━━━ GIVEN RECORDS ━━━

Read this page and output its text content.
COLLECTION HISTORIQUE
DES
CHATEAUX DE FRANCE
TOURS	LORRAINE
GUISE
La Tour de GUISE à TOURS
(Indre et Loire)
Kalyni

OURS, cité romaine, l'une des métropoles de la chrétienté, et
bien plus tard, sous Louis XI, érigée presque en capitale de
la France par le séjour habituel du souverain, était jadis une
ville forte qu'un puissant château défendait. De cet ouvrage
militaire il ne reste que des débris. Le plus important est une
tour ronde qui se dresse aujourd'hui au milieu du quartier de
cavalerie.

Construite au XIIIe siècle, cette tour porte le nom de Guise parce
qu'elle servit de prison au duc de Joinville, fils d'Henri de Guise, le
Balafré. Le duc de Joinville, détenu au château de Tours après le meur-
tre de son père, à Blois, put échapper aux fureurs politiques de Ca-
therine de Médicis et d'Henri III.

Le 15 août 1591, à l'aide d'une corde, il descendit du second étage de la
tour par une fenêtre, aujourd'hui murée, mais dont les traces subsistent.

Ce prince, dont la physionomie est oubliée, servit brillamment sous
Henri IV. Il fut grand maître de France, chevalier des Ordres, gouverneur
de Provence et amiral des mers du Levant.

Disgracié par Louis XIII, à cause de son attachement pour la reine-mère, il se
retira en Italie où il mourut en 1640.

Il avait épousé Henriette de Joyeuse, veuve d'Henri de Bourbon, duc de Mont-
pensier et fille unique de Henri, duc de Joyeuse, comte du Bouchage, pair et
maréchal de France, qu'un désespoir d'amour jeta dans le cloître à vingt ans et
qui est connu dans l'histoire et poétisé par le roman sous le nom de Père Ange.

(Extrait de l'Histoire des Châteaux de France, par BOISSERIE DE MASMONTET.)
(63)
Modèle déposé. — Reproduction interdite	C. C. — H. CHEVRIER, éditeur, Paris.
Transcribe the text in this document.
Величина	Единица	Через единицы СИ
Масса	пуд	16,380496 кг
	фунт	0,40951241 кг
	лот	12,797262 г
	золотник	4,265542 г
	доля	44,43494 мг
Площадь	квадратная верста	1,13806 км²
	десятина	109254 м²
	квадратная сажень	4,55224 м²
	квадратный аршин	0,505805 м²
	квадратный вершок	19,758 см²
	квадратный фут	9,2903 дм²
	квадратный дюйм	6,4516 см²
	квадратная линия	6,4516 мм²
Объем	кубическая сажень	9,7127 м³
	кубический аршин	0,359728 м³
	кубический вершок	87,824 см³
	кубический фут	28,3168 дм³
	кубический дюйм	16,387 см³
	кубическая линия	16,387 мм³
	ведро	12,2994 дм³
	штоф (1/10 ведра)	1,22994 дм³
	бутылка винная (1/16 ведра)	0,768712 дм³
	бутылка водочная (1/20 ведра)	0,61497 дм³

━━━

REQUIRED TASK
Starting at the line that contains "Transcribe the text in this document.", retype each line through the end of the listing above and nothing else.

CORRECT ANSWER
Transcribe the text in this document.
Величина	Единица	Через единицы СИ
Масса	пуд	16,380496 кг
	фунт	0,40951241 кг
	лот	12,797262 г
	золотник	4,265542 г
	доля	44,43494 мг
Площадь	квадратная верста	1,13806 км²
	десятина	109254 м²
	квадратная сажень	4,55224 м²
	квадратный аршин	0,505805 м²
	квадратный вершок	19,758 см²
	квадратный фут	9,2903 дм²
	квадратный дюйм	6,4516 см²
	квадратная линия	6,4516 мм²
Объем	кубическая сажень	9,7127 м³
	кубический аршин	0,359728 м³
	кубический вершок	87,824 см³
	кубический фут	28,3168 дм³
	кубический дюйм	16,387 см³
	кубическая линия	16,387 мм³
	ведро	12,2994 дм³
	штоф (1/10 ведра)	1,22994 дм³
	бутылка винная (1/16 ведра)	0,768712 дм³
	бутылка водочная (1/20 ведра)	0,61497 дм³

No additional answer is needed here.